■ DATA ROWS
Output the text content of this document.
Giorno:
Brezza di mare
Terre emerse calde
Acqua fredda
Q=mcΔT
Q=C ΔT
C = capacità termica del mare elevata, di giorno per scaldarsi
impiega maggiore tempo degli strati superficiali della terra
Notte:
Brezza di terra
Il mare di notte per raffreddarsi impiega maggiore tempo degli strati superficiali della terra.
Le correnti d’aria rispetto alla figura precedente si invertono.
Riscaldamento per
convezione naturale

■ DO THIS
Lines that hold "impiega" are the ones to copy; find all of them.

■ FULL RESPONSE
impiega maggiore tempo degli strati superficiali della terra
Il mare di notte per raffreddarsi impiega maggiore tempo degli strati superficiali della terra.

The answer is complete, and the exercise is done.